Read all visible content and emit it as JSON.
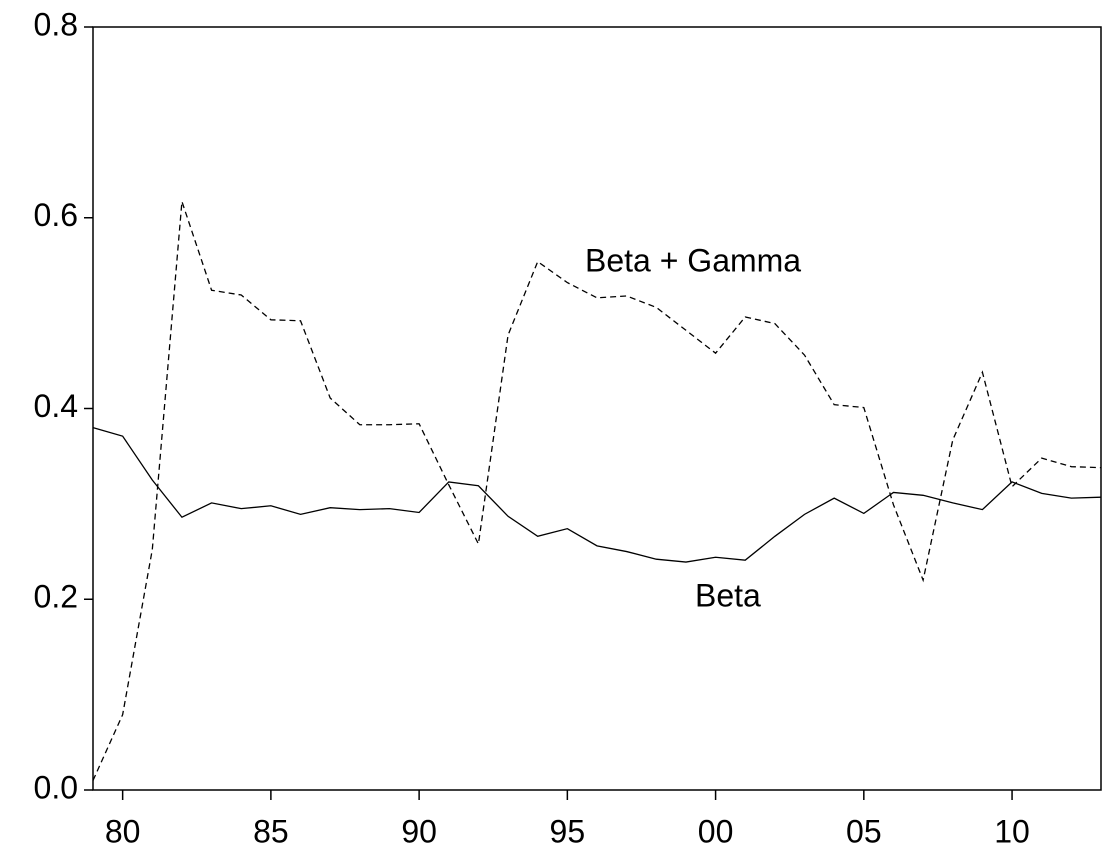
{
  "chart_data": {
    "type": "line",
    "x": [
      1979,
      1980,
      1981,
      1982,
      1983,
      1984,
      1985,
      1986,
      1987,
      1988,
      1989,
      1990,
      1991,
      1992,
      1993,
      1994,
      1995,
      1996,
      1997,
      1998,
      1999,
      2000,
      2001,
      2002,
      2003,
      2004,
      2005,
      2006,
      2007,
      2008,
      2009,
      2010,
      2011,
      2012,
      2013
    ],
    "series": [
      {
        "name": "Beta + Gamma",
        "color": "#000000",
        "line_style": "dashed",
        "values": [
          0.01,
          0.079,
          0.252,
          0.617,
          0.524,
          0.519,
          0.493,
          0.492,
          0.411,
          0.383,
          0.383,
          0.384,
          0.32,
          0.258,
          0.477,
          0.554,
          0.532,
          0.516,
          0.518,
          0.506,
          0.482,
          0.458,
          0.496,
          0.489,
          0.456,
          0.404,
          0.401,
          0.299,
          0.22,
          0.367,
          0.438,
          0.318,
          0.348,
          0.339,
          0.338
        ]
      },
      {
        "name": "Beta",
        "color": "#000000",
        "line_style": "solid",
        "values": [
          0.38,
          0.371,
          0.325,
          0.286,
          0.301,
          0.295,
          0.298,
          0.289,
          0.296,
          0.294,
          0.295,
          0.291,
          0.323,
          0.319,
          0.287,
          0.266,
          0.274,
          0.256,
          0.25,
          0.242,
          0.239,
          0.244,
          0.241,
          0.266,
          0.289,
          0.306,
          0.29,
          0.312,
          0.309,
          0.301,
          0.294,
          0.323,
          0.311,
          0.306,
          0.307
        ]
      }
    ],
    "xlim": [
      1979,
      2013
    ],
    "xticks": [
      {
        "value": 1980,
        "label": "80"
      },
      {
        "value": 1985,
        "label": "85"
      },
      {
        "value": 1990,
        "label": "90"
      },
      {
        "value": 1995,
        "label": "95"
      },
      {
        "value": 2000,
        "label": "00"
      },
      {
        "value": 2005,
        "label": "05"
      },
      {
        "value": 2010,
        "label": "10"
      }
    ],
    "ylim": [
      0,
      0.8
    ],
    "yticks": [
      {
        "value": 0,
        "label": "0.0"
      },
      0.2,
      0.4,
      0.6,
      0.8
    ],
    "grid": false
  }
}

▬▬▬

* TASK INSTRUCTIONS
Set down the complete material exactly, but do not include the images.

* REPLY TO THE TASK
Read all visible content and emit it as JSON.
{
  "chart_data": {
    "type": "line",
    "x": [
      1979,
      1980,
      1981,
      1982,
      1983,
      1984,
      1985,
      1986,
      1987,
      1988,
      1989,
      1990,
      1991,
      1992,
      1993,
      1994,
      1995,
      1996,
      1997,
      1998,
      1999,
      2000,
      2001,
      2002,
      2003,
      2004,
      2005,
      2006,
      2007,
      2008,
      2009,
      2010,
      2011,
      2012,
      2013
    ],
    "series": [
      {
        "name": "Beta + Gamma",
        "color": "#000000",
        "line_style": "dashed",
        "values": [
          0.01,
          0.079,
          0.252,
          0.617,
          0.524,
          0.519,
          0.493,
          0.492,
          0.411,
          0.383,
          0.383,
          0.384,
          0.32,
          0.258,
          0.477,
          0.554,
          0.532,
          0.516,
          0.518,
          0.506,
          0.482,
          0.458,
          0.496,
          0.489,
          0.456,
          0.404,
          0.401,
          0.299,
          0.22,
          0.367,
          0.438,
          0.318,
          0.348,
          0.339,
          0.338
        ]
      },
      {
        "name": "Beta",
        "color": "#000000",
        "line_style": "solid",
        "values": [
          0.38,
          0.371,
          0.325,
          0.286,
          0.301,
          0.295,
          0.298,
          0.289,
          0.296,
          0.294,
          0.295,
          0.291,
          0.323,
          0.319,
          0.287,
          0.266,
          0.274,
          0.256,
          0.25,
          0.242,
          0.239,
          0.244,
          0.241,
          0.266,
          0.289,
          0.306,
          0.29,
          0.312,
          0.309,
          0.301,
          0.294,
          0.323,
          0.311,
          0.306,
          0.307
        ]
      }
    ],
    "xlim": [
      1979,
      2013
    ],
    "xticks": [
      {
        "value": 1980,
        "label": "80"
      },
      {
        "value": 1985,
        "label": "85"
      },
      {
        "value": 1990,
        "label": "90"
      },
      {
        "value": 1995,
        "label": "95"
      },
      {
        "value": 2000,
        "label": "00"
      },
      {
        "value": 2005,
        "label": "05"
      },
      {
        "value": 2010,
        "label": "10"
      }
    ],
    "ylim": [
      0,
      0.8
    ],
    "yticks": [
      {
        "value": 0,
        "label": "0.0"
      },
      0.2,
      0.4,
      0.6,
      0.8
    ],
    "grid": false
  }
}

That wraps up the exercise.